_WHAT TO PRODUCE_.
Print the entries in full, word for word, but not the pictures.

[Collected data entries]
• • • • • • •
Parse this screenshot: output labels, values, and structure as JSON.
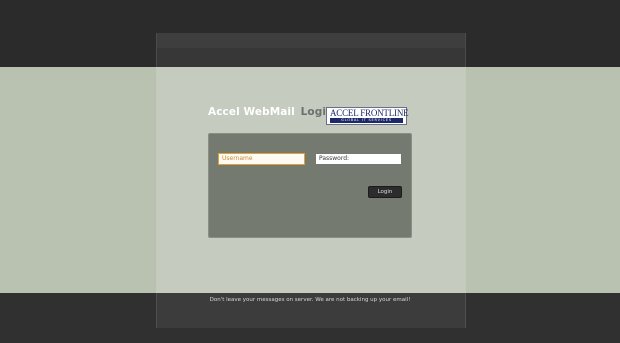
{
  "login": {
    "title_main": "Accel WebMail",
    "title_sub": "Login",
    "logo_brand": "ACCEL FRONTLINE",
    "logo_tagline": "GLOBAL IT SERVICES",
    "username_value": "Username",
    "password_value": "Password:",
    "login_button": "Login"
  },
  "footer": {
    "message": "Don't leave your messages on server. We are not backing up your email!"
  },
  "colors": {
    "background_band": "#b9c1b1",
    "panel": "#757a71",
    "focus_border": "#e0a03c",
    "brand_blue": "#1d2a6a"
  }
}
• • • • • • •
_CORRECT RESPONSE_.
Parse this screenshot: output labels, values, and structure as JSON.
{
  "login": {
    "title_main": "Accel WebMail",
    "title_sub": "Login",
    "logo_brand": "ACCEL FRONTLINE",
    "logo_tagline": "GLOBAL IT SERVICES",
    "username_value": "Username",
    "password_value": "Password:",
    "login_button": "Login"
  },
  "footer": {
    "message": "Don't leave your messages on server. We are not backing up your email!"
  },
  "colors": {
    "background_band": "#b9c1b1",
    "panel": "#757a71",
    "focus_border": "#e0a03c",
    "brand_blue": "#1d2a6a"
  }
}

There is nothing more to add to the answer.